Stated problem: Locate the string "按公司预定总人数" throughout the material and copy every line in which it occurs.

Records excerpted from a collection
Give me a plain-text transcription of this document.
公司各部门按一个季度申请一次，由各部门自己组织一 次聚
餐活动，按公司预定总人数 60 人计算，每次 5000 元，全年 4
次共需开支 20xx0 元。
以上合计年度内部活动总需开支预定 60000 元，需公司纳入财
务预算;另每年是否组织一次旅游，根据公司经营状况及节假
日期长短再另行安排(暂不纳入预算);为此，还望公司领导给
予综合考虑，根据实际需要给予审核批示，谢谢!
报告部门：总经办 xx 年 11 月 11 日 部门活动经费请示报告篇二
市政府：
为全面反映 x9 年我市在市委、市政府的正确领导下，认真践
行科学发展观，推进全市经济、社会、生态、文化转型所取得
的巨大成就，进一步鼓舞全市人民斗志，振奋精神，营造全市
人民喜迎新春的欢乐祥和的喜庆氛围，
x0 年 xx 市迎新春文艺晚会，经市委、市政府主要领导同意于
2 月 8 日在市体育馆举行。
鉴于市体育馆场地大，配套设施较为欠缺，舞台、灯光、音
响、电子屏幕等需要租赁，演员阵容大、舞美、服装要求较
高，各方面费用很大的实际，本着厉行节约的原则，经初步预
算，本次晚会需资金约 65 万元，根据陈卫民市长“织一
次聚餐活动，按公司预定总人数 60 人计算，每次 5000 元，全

Response to the exercise:
餐活动，按公司预定总人数 60 人计算，每次 5000 元，全年 4
次聚餐活动，按公司预定总人数 60 人计算，每次 5000 元，全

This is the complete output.